- _EXERCISE PROMPT_
Each entry is to be transcribed exactly, with nothing added or dropped.

- _EXCERPTED DATA_
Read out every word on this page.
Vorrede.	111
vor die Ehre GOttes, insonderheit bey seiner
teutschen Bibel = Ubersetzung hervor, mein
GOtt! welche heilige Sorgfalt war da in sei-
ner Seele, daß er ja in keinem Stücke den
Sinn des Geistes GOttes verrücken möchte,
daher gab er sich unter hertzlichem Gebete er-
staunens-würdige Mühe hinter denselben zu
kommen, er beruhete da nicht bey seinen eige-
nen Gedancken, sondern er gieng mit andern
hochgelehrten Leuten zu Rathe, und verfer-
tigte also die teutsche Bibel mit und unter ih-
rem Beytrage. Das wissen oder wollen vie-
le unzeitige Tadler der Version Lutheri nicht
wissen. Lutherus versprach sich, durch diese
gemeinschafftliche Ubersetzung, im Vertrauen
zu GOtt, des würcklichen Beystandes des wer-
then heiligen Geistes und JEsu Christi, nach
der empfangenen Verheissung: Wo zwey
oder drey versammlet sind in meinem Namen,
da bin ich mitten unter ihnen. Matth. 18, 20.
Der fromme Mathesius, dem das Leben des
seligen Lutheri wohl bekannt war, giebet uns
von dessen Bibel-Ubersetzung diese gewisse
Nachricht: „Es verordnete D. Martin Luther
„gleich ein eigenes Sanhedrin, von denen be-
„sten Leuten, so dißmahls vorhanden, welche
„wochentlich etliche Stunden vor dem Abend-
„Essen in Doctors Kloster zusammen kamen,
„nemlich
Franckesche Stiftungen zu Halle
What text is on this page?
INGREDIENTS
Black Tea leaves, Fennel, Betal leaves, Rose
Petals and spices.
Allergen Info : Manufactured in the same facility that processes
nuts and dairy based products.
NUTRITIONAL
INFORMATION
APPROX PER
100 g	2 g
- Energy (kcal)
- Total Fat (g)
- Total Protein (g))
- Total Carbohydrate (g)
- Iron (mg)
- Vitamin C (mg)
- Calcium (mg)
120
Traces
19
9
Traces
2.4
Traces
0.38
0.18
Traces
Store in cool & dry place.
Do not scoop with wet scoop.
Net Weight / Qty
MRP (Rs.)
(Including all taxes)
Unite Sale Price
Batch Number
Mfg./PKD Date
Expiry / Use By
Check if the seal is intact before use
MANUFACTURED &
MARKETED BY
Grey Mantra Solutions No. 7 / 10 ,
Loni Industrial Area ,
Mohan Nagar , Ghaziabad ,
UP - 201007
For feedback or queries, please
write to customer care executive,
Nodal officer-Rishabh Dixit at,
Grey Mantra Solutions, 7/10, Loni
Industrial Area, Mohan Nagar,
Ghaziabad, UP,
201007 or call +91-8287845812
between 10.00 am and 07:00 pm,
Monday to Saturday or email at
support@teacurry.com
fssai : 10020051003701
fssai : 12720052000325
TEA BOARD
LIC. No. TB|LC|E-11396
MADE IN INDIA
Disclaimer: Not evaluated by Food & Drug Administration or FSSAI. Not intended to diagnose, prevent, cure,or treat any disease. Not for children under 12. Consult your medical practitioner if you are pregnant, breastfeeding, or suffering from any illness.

- _SOLUTION_
Read out every word on this page.
Vorrede.	111
vor die Ehre GOttes, insonderheit bey seiner
teutschen Bibel = Ubersetzung hervor, mein
GOtt! welche heilige Sorgfalt war da in sei-
ner Seele, daß er ja in keinem Stücke den
Sinn des Geistes GOttes verrücken möchte,
daher gab er sich unter hertzlichem Gebete er-
staunens-würdige Mühe hinter denselben zu
kommen, er beruhete da nicht bey seinen eige-
nen Gedancken, sondern er gieng mit andern
hochgelehrten Leuten zu Rathe, und verfer-
tigte also die teutsche Bibel mit und unter ih-
rem Beytrage. Das wissen oder wollen vie-
le unzeitige Tadler der Version Lutheri nicht
wissen. Lutherus versprach sich, durch diese
gemeinschafftliche Ubersetzung, im Vertrauen
zu GOtt, des würcklichen Beystandes des wer-
then heiligen Geistes und JEsu Christi, nach
der empfangenen Verheissung: Wo zwey
oder drey versammlet sind in meinem Namen,
da bin ich mitten unter ihnen. Matth. 18, 20.
Der fromme Mathesius, dem das Leben des
seligen Lutheri wohl bekannt war, giebet uns
von dessen Bibel-Ubersetzung diese gewisse
Nachricht: „Es verordnete D. Martin Luther
„gleich ein eigenes Sanhedrin, von denen be-
„sten Leuten, so dißmahls vorhanden, welche
„wochentlich etliche Stunden vor dem Abend-
„Essen in Doctors Kloster zusammen kamen,
„nemlich
Franckesche Stiftungen zu Halle
What text is on this page?
INGREDIENTS
Black Tea leaves, Fennel, Betal leaves, Rose
Petals and spices.
Allergen Info : Manufactured in the same facility that processes
nuts and dairy based products.
NUTRITIONAL
INFORMATION
APPROX PER
100 g	2 g
- Energy (kcal)
- Total Fat (g)
- Total Protein (g))
- Total Carbohydrate (g)
- Iron (mg)
- Vitamin C (mg)
- Calcium (mg)
120
Traces
19
9
Traces
2.4
Traces
0.38
0.18
Traces
Store in cool & dry place.
Do not scoop with wet scoop.
Net Weight / Qty
MRP (Rs.)
(Including all taxes)
Unite Sale Price
Batch Number
Mfg./PKD Date
Expiry / Use By
Check if the seal is intact before use
MANUFACTURED &
MARKETED BY
Grey Mantra Solutions No. 7 / 10 ,
Loni Industrial Area ,
Mohan Nagar , Ghaziabad ,
UP - 201007
For feedback or queries, please
write to customer care executive,
Nodal officer-Rishabh Dixit at,
Grey Mantra Solutions, 7/10, Loni
Industrial Area, Mohan Nagar,
Ghaziabad, UP,
201007 or call +91-8287845812
between 10.00 am and 07:00 pm,
Monday to Saturday or email at
support@teacurry.com
fssai : 10020051003701
fssai : 12720052000325
TEA BOARD
LIC. No. TB|LC|E-11396
MADE IN INDIA
Disclaimer: Not evaluated by Food & Drug Administration or FSSAI. Not intended to diagnose, prevent, cure,or treat any disease. Not for children under 12. Consult your medical practitioner if you are pregnant, breastfeeding, or suffering from any illness.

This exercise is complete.